GIVEN INFORMATION:
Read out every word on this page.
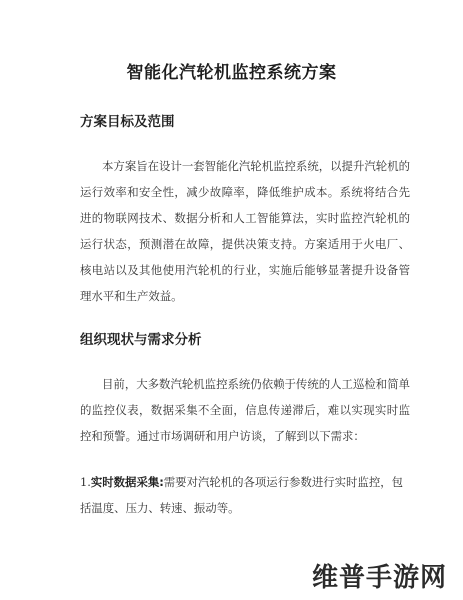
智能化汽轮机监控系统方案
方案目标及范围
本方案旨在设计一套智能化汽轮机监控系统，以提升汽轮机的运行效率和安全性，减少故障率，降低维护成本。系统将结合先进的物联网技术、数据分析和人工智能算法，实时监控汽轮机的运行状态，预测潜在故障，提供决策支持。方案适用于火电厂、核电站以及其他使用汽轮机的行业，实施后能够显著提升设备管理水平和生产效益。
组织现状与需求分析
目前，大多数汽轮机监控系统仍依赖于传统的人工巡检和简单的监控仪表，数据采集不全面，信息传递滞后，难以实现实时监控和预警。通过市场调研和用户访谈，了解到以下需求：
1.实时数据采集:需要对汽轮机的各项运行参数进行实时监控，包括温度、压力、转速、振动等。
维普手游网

...

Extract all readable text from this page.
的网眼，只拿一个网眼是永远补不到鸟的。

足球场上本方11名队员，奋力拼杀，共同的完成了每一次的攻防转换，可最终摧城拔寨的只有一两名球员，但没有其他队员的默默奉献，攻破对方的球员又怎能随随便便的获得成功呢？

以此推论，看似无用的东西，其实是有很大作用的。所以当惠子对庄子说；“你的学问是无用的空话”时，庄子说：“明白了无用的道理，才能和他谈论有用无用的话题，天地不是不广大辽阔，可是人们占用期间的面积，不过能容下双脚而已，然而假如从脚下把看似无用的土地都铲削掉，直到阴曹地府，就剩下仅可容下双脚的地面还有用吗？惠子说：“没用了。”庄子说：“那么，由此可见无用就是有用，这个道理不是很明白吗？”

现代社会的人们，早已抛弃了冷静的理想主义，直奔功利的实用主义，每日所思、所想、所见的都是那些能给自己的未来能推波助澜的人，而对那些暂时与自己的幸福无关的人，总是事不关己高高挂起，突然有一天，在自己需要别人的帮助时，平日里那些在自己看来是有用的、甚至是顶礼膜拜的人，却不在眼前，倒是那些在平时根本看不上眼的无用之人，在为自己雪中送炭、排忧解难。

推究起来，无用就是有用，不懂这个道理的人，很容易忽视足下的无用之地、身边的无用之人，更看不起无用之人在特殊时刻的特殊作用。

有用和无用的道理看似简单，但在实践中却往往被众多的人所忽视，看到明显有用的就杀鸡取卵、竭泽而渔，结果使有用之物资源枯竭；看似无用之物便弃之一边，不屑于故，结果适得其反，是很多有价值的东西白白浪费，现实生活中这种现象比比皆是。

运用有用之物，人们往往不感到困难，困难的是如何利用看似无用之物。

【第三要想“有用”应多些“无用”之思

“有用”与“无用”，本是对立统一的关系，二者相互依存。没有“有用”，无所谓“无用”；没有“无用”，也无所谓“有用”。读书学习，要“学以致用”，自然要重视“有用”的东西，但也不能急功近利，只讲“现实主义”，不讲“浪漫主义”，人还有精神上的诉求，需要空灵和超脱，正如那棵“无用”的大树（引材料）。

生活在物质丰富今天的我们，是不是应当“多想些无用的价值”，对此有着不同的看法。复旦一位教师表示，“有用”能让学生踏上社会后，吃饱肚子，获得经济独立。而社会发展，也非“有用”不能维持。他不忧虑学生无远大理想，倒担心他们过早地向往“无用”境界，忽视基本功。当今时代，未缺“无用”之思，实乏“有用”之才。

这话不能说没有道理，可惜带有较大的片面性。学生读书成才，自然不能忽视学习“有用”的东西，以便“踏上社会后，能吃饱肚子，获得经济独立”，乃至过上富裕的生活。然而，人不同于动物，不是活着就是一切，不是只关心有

DIRECTIVE: Which lines include the word "this"? Copy every one of them.

RESULT BELOW:
Read out every word on this page.
Extract all readable text from this page.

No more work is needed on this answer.